> _TASK REQUIREMENTS_
Pick out and copy every line below that has the word "chart".

> _RECORDS TO PROCESS_
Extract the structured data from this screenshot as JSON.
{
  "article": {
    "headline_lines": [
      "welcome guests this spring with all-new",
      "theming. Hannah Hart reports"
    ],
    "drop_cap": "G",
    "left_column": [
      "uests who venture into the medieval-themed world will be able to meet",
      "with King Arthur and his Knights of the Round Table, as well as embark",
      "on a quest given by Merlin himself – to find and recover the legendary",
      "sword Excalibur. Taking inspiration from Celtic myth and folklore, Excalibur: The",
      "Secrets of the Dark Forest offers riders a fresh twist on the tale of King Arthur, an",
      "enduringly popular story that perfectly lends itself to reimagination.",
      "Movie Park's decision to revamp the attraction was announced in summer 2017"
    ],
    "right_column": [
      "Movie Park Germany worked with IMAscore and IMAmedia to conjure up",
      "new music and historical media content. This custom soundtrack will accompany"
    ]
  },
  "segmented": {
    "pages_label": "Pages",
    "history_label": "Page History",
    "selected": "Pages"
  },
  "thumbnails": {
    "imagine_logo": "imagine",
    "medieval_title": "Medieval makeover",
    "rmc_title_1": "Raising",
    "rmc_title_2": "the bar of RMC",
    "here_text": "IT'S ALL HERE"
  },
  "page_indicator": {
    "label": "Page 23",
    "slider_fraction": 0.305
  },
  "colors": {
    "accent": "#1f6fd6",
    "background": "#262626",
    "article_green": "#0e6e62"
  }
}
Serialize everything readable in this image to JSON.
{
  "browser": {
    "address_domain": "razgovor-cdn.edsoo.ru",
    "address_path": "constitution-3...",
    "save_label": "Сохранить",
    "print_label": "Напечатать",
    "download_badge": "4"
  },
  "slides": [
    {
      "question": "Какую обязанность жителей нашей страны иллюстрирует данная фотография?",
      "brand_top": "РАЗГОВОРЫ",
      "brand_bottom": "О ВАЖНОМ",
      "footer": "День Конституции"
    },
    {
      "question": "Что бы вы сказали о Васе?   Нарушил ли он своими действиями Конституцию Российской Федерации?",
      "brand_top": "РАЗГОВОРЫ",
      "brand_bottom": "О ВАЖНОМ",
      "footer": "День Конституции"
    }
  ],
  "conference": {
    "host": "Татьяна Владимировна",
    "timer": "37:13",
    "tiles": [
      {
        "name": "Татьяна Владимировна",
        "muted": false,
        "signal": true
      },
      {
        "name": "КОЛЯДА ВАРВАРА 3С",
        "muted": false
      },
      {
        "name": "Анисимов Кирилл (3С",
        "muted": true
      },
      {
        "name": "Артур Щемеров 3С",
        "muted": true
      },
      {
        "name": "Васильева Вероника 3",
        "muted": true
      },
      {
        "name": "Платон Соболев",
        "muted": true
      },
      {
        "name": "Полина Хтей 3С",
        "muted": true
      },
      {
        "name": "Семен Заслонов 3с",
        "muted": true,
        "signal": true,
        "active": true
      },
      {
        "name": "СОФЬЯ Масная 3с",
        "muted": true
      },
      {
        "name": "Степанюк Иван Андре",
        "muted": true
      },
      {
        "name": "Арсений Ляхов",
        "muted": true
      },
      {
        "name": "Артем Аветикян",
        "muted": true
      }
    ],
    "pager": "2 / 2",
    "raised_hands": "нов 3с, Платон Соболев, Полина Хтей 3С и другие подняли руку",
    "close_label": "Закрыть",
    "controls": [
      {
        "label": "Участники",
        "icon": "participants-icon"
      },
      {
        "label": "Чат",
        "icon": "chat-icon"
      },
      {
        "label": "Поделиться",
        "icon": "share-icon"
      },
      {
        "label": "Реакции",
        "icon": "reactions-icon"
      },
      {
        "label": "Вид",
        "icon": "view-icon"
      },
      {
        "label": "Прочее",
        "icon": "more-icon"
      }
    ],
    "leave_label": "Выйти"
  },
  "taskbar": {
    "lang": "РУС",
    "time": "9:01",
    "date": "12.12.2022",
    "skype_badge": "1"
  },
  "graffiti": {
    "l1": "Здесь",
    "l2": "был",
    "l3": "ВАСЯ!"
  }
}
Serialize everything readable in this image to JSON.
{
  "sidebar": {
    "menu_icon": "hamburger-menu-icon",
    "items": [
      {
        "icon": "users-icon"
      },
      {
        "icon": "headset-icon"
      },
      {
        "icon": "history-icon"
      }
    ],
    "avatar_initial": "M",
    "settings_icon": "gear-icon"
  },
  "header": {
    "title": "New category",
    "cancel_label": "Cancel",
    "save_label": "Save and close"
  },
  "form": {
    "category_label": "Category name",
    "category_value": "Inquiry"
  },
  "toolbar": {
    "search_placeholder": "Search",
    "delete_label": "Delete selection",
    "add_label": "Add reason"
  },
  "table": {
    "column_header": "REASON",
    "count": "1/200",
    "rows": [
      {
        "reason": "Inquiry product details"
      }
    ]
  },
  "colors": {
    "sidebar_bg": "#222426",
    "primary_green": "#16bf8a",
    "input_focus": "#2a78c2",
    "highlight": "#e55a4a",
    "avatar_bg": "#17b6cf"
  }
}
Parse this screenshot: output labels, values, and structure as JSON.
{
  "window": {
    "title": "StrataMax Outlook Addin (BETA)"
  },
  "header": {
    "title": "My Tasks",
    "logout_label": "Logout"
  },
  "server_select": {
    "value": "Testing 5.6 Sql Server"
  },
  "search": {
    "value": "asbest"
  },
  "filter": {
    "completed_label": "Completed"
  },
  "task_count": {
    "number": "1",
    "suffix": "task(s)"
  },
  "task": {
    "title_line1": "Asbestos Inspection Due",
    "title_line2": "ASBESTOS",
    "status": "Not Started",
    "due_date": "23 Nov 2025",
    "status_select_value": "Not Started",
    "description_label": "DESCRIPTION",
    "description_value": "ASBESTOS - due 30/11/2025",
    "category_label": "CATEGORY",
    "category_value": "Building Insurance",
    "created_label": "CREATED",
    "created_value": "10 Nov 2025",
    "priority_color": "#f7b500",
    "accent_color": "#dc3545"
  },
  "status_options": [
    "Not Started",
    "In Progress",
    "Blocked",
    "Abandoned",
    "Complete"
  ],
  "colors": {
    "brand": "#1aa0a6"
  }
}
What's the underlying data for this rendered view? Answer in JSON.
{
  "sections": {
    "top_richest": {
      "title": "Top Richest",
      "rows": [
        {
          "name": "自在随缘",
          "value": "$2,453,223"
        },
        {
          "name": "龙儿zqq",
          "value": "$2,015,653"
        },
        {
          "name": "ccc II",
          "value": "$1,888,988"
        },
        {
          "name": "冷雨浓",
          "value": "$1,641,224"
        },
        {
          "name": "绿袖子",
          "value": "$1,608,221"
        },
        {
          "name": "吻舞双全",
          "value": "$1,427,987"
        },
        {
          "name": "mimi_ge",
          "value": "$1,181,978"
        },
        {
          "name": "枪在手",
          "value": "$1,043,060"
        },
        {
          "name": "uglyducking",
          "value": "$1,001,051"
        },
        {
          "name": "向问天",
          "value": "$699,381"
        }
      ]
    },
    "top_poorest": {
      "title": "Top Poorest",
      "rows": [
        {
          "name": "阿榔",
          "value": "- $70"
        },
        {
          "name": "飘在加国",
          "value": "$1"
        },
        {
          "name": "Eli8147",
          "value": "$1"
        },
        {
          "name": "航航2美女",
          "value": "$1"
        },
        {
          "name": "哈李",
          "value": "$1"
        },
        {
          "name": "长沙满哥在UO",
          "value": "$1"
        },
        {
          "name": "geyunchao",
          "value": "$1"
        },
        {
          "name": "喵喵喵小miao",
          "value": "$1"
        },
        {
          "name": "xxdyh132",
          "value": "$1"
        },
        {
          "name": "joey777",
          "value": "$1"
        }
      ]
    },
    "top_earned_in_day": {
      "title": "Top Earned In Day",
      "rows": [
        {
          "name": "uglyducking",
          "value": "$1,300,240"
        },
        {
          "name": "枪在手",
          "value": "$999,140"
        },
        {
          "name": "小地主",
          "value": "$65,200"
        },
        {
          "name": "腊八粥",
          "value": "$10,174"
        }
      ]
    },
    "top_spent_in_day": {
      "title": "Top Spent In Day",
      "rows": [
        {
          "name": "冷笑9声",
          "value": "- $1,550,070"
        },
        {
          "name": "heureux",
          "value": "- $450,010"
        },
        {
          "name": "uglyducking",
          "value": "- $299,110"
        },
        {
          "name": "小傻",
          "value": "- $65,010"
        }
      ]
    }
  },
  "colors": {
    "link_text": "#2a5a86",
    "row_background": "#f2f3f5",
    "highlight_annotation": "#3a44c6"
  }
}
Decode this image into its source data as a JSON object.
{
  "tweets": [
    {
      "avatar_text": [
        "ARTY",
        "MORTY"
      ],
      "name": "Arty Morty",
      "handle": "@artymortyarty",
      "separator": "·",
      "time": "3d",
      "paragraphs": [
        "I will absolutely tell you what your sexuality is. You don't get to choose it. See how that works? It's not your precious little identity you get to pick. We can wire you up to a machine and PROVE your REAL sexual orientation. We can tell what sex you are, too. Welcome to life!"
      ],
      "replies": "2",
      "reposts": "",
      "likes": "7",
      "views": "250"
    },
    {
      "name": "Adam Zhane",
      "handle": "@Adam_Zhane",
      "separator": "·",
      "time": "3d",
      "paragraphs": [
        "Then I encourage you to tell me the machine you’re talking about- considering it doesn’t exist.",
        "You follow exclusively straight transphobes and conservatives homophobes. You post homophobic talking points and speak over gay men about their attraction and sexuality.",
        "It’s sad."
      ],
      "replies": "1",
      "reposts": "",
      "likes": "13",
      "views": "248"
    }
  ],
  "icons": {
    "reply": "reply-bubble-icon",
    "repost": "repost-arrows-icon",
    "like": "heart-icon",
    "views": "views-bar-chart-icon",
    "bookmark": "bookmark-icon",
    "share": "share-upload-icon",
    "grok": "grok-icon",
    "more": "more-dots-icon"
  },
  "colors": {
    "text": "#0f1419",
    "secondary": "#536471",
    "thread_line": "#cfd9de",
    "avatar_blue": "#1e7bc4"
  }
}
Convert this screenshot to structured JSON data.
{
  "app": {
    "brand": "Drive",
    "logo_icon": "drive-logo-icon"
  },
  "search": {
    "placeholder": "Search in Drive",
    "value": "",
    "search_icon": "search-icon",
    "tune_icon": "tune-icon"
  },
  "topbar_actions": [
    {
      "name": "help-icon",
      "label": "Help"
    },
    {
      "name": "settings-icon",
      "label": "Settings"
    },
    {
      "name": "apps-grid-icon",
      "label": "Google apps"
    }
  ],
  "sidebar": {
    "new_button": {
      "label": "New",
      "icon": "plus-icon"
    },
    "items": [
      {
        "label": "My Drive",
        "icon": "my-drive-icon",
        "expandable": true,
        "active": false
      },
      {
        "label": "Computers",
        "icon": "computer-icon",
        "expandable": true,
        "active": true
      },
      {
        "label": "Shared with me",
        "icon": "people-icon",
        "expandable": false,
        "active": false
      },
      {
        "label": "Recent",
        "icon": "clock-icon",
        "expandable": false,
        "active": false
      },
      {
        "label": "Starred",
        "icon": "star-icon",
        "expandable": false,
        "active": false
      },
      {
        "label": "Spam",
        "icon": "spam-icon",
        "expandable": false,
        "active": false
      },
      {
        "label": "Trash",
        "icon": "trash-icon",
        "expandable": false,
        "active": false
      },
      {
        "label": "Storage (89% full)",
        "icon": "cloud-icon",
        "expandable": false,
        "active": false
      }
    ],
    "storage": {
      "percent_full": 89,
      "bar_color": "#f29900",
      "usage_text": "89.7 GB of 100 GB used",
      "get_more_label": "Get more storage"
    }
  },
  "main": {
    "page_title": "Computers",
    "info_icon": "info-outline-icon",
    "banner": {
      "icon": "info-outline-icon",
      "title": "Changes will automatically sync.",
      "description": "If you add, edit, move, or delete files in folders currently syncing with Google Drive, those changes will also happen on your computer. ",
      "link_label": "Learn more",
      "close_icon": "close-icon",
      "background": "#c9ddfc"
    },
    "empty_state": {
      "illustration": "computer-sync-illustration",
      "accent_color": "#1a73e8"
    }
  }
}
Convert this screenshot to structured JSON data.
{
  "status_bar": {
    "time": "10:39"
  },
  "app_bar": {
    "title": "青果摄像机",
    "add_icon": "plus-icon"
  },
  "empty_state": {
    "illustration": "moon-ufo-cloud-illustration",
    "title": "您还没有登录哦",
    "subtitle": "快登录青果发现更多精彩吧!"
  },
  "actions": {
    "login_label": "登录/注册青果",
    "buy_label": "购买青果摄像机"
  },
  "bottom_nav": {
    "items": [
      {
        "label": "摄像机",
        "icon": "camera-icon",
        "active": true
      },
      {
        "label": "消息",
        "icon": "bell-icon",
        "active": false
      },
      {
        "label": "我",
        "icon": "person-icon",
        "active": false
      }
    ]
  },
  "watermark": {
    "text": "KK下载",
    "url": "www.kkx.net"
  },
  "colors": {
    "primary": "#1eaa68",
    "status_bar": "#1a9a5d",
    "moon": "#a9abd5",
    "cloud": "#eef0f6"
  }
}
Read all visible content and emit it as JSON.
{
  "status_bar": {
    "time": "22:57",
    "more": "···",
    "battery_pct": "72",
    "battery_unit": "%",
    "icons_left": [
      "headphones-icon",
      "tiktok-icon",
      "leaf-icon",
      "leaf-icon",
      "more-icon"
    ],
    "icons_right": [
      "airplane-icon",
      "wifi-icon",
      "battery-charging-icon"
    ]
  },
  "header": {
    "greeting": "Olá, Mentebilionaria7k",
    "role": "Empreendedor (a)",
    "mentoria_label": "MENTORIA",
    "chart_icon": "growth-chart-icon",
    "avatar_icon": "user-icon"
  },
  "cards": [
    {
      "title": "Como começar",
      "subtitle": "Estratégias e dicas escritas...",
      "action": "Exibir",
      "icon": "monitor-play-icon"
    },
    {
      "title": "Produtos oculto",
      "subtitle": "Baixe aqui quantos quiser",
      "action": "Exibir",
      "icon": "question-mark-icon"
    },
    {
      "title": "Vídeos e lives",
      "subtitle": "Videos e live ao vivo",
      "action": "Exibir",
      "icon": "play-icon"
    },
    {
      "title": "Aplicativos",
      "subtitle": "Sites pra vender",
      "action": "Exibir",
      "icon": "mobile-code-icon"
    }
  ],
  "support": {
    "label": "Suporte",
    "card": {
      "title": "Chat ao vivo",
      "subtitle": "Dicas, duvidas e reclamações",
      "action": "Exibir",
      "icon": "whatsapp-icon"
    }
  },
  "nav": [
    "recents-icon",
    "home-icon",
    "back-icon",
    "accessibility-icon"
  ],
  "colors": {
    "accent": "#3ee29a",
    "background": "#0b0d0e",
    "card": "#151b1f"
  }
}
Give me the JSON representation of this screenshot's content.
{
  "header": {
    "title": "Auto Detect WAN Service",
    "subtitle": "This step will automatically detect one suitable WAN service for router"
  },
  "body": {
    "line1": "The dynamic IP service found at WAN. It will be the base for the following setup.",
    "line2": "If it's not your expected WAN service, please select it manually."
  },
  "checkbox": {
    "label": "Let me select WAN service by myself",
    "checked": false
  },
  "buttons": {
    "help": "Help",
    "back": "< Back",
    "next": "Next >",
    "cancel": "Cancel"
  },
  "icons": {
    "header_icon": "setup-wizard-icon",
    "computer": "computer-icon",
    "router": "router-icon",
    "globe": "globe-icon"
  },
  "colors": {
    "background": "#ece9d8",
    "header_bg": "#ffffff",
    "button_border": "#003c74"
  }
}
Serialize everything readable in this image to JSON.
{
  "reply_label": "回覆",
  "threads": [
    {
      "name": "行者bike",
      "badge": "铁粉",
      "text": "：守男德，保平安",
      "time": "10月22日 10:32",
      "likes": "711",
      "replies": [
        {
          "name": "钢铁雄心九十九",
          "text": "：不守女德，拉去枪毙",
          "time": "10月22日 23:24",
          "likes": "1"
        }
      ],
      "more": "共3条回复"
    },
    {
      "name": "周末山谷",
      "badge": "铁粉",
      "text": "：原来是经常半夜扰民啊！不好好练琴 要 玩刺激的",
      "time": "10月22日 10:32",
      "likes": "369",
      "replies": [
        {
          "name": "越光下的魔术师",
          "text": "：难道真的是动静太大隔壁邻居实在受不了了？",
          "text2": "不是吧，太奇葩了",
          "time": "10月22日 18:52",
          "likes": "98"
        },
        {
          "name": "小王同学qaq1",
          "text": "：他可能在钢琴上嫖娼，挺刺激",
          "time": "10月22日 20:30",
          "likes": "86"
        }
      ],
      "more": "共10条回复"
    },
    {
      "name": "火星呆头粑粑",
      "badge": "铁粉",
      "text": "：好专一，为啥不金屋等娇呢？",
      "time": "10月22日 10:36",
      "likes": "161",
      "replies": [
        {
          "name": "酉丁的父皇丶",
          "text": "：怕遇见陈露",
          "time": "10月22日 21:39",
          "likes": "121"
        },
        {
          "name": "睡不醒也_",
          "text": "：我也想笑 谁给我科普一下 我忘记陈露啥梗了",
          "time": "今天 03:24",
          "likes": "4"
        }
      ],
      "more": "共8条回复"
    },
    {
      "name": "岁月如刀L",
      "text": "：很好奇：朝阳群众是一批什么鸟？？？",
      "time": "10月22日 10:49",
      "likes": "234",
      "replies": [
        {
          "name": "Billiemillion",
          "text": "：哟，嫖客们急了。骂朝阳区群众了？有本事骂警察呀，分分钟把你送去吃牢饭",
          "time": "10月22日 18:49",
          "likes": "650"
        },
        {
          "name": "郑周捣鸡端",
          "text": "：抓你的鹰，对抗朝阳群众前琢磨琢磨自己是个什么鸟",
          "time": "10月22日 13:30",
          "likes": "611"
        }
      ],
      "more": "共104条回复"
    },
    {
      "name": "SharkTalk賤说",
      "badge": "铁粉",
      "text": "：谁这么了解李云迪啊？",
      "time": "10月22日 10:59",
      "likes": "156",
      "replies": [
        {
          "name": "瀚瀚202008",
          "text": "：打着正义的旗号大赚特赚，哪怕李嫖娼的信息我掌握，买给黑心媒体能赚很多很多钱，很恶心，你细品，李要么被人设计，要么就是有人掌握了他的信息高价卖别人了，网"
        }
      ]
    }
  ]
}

> _SOLUTION FOR THIS EXERCISE_
    "views": "views-bar-chart-icon",
    "chart_icon": "growth-chart-icon",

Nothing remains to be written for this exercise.